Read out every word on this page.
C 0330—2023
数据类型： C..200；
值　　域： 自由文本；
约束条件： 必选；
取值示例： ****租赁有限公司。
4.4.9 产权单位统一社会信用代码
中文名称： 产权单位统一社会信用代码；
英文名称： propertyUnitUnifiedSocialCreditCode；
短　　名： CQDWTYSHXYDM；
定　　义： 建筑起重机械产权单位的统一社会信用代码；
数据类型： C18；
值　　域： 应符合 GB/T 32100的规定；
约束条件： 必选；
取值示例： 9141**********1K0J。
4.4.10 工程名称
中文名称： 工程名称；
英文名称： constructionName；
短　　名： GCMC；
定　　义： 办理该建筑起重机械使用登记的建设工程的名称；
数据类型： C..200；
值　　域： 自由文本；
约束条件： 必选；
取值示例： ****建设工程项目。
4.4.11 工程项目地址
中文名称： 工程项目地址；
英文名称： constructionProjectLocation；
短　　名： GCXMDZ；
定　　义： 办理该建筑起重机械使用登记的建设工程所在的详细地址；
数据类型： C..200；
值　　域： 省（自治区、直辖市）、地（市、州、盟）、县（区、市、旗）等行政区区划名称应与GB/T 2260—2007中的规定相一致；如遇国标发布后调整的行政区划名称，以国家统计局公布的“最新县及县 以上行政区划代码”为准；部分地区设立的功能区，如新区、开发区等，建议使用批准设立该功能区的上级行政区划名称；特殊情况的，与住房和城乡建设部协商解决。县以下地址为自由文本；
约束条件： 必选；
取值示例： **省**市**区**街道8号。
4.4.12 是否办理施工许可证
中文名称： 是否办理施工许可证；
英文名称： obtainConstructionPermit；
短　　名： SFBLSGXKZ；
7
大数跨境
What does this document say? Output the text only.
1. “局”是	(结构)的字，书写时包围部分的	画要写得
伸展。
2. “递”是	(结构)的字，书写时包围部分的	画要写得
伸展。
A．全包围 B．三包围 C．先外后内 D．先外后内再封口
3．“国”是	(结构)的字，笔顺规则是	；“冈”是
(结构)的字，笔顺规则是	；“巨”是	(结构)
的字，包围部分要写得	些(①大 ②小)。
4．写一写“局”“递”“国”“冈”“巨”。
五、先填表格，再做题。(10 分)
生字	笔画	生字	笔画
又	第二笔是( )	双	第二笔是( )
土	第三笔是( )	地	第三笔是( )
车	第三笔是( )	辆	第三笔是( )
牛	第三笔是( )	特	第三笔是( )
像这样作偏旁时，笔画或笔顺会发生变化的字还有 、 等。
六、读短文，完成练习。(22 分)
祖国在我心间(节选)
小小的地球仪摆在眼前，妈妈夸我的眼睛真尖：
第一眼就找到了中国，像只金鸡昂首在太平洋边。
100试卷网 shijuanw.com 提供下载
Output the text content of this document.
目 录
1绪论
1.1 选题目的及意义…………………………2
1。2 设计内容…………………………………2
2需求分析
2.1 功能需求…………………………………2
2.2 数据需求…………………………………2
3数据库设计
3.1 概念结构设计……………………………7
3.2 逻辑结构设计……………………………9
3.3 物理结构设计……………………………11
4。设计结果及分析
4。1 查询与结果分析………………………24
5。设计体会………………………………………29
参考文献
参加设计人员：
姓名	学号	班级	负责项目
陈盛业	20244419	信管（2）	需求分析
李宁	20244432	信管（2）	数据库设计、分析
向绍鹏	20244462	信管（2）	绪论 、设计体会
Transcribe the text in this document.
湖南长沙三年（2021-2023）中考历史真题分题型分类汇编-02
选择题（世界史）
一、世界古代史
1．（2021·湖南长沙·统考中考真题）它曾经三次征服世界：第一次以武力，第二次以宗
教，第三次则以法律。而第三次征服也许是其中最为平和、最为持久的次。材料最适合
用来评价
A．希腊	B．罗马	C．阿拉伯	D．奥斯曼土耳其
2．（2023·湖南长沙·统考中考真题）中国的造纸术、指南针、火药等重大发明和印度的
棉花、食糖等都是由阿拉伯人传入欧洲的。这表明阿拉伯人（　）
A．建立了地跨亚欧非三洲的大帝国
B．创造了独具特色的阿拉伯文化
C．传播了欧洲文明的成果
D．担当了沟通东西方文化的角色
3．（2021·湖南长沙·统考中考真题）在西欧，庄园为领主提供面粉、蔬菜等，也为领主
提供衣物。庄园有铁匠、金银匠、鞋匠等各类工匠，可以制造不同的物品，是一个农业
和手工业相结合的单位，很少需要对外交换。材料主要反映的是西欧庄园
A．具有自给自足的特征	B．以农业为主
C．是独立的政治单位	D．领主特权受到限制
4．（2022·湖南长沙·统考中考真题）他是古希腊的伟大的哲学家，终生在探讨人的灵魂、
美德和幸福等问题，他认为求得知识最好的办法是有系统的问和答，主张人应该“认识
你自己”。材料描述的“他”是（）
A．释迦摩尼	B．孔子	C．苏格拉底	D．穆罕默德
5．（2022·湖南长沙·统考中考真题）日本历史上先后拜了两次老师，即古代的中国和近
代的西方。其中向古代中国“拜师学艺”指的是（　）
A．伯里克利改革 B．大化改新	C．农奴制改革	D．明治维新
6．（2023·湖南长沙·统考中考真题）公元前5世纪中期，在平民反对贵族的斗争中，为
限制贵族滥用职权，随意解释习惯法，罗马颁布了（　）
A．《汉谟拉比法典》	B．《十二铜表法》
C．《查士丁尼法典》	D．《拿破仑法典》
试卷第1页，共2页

§ **Task description**
Pick out the lines that contain "text" and copy them.

§ **Response to the exercise**
What does this document say? Output the text only.
Output the text content of this document.
Transcribe the text in this document.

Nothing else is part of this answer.